Records excerpted from a collection:
+ + + +

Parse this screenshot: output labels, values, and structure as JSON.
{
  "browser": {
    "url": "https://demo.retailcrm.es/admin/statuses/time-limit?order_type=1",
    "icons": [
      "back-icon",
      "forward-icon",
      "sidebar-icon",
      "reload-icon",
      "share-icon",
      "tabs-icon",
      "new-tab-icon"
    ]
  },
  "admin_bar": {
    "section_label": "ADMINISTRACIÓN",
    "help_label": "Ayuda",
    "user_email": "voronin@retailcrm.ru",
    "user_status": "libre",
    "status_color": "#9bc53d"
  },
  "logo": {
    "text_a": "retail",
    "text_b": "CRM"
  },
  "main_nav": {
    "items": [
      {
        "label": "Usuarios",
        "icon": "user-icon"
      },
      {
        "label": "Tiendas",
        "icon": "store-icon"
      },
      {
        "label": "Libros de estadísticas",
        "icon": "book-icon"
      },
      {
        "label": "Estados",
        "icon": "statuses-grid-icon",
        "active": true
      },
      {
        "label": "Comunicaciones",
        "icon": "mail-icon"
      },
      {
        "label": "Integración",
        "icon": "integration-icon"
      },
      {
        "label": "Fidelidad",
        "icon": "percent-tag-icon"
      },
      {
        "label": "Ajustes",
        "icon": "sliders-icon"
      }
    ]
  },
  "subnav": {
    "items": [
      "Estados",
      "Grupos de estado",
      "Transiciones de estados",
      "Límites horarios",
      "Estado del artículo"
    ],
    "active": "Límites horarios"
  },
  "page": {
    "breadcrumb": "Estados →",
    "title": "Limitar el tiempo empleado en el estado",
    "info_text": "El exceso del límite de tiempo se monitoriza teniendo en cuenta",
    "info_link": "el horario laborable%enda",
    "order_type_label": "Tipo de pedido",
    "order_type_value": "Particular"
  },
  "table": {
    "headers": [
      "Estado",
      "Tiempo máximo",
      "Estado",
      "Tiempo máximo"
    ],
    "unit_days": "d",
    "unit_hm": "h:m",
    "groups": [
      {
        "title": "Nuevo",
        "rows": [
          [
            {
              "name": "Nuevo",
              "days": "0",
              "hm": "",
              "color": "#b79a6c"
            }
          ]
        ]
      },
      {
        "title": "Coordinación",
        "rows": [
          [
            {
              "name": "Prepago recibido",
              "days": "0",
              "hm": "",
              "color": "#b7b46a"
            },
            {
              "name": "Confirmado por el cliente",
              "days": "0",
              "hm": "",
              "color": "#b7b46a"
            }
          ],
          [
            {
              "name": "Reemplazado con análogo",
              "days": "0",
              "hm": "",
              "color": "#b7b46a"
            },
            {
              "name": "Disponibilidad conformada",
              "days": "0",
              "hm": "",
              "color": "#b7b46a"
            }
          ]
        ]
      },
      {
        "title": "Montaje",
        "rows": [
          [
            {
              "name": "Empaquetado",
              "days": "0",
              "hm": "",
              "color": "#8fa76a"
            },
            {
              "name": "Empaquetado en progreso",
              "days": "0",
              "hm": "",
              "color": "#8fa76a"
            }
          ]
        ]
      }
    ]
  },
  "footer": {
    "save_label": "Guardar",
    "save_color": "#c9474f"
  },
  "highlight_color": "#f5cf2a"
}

+ + + +

TO DO: Reproduce the data, keeping every line exactly the same.

SOLUTION TO THIS PROBLEM:
Parse this screenshot: output labels, values, and structure as JSON.
{
  "browser": {
    "url": "https://demo.retailcrm.es/admin/statuses/time-limit?order_type=1",
    "icons": [
      "back-icon",
      "forward-icon",
      "sidebar-icon",
      "reload-icon",
      "share-icon",
      "tabs-icon",
      "new-tab-icon"
    ]
  },
  "admin_bar": {
    "section_label": "ADMINISTRACIÓN",
    "help_label": "Ayuda",
    "user_email": "voronin@retailcrm.ru",
    "user_status": "libre",
    "status_color": "#9bc53d"
  },
  "logo": {
    "text_a": "retail",
    "text_b": "CRM"
  },
  "main_nav": {
    "items": [
      {
        "label": "Usuarios",
        "icon": "user-icon"
      },
      {
        "label": "Tiendas",
        "icon": "store-icon"
      },
      {
        "label": "Libros de estadísticas",
        "icon": "book-icon"
      },
      {
        "label": "Estados",
        "icon": "statuses-grid-icon",
        "active": true
      },
      {
        "label": "Comunicaciones",
        "icon": "mail-icon"
      },
      {
        "label": "Integración",
        "icon": "integration-icon"
      },
      {
        "label": "Fidelidad",
        "icon": "percent-tag-icon"
      },
      {
        "label": "Ajustes",
        "icon": "sliders-icon"
      }
    ]
  },
  "subnav": {
    "items": [
      "Estados",
      "Grupos de estado",
      "Transiciones de estados",
      "Límites horarios",
      "Estado del artículo"
    ],
    "active": "Límites horarios"
  },
  "page": {
    "breadcrumb": "Estados →",
    "title": "Limitar el tiempo empleado en el estado",
    "info_text": "El exceso del límite de tiempo se monitoriza teniendo en cuenta",
    "info_link": "el horario laborable%enda",
    "order_type_label": "Tipo de pedido",
    "order_type_value": "Particular"
  },
  "table": {
    "headers": [
      "Estado",
      "Tiempo máximo",
      "Estado",
      "Tiempo máximo"
    ],
    "unit_days": "d",
    "unit_hm": "h:m",
    "groups": [
      {
        "title": "Nuevo",
        "rows": [
          [
            {
              "name": "Nuevo",
              "days": "0",
              "hm": "",
              "color": "#b79a6c"
            }
          ]
        ]
      },
      {
        "title": "Coordinación",
        "rows": [
          [
            {
              "name": "Prepago recibido",
              "days": "0",
              "hm": "",
              "color": "#b7b46a"
            },
            {
              "name": "Confirmado por el cliente",
              "days": "0",
              "hm": "",
              "color": "#b7b46a"
            }
          ],
          [
            {
              "name": "Reemplazado con análogo",
              "days": "0",
              "hm": "",
              "color": "#b7b46a"
            },
            {
              "name": "Disponibilidad conformada",
              "days": "0",
              "hm": "",
              "color": "#b7b46a"
            }
          ]
        ]
      },
      {
        "title": "Montaje",
        "rows": [
          [
            {
              "name": "Empaquetado",
              "days": "0",
              "hm": "",
              "color": "#8fa76a"
            },
            {
              "name": "Empaquetado en progreso",
              "days": "0",
              "hm": "",
              "color": "#8fa76a"
            }
          ]
        ]
      }
    ]
  },
  "footer": {
    "save_label": "Guardar",
    "save_color": "#c9474f"
  },
  "highlight_color": "#f5cf2a"
}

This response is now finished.